(BRIEF):
Could you find every line in the records below that contains the word "lilla" and copy it?

(Dataset items)
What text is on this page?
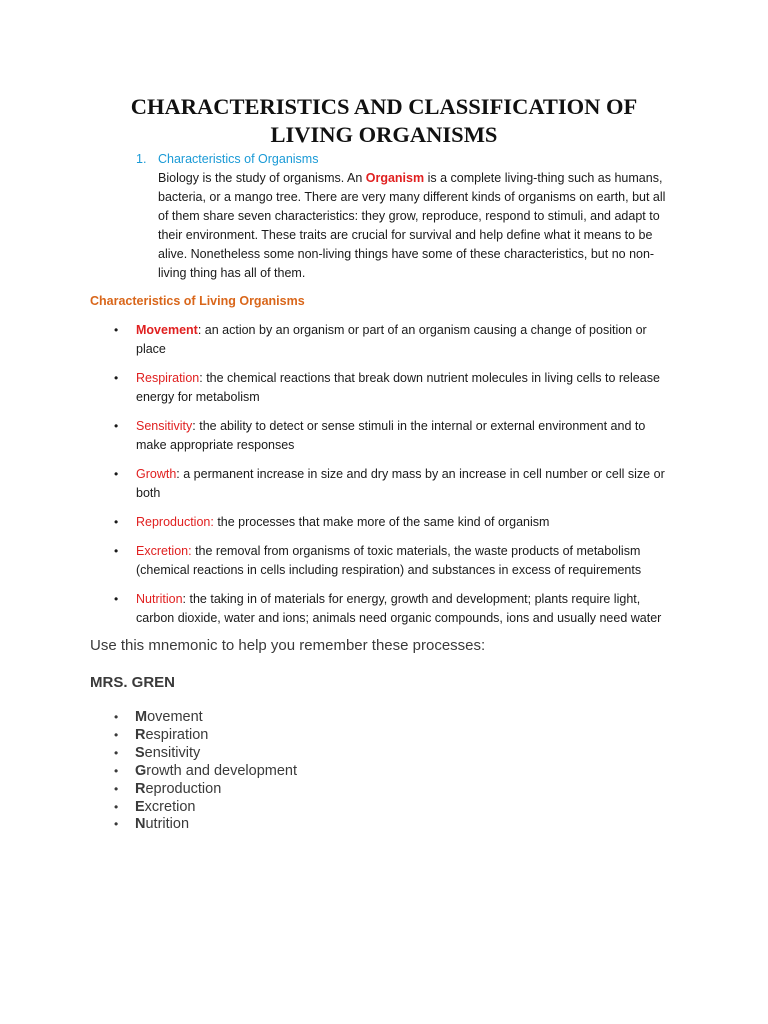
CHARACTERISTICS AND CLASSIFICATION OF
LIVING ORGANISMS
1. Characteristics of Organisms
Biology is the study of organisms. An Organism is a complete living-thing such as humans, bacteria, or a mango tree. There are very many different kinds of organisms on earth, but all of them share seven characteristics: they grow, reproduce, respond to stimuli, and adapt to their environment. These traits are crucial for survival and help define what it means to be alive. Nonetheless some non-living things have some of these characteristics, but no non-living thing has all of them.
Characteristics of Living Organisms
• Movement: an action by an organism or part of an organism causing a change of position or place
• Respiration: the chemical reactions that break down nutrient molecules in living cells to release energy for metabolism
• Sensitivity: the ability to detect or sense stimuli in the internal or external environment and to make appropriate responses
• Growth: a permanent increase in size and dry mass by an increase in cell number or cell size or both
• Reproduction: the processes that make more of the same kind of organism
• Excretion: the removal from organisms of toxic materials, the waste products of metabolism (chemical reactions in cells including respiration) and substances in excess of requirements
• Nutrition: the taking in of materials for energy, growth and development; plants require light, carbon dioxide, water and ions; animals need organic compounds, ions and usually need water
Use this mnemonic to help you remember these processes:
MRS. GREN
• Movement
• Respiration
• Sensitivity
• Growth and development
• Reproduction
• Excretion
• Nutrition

--

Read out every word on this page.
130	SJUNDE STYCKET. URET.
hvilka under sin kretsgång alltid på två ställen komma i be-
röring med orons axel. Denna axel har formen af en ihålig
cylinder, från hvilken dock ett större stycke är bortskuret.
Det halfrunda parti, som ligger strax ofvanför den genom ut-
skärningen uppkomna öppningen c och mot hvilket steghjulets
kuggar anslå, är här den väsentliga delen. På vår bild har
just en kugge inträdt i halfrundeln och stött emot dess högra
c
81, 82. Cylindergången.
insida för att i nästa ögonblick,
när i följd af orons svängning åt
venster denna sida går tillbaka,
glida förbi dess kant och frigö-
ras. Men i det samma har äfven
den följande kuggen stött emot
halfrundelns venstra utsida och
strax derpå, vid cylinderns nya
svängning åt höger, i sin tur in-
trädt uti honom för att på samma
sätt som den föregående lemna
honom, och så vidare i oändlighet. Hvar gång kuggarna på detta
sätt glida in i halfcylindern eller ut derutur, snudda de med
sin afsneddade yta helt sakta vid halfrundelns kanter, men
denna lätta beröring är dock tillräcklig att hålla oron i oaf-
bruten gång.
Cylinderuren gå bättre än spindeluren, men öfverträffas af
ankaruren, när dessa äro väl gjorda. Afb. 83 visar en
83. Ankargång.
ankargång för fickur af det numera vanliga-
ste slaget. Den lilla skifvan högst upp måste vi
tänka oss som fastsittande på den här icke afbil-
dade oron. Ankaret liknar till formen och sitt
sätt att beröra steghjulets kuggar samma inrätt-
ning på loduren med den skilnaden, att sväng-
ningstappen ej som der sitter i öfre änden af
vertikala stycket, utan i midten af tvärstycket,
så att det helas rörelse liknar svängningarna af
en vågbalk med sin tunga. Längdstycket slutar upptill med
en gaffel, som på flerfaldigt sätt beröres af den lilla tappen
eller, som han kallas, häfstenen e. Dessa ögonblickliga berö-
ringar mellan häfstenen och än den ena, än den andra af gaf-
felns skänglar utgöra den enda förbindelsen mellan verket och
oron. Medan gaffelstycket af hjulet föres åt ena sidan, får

(SOLUTION FOR THIS TASK):
ste slaget. Den lilla skifvan högst upp måste vi
en gaffel, som på flerfaldigt sätt beröres af den lilla tappen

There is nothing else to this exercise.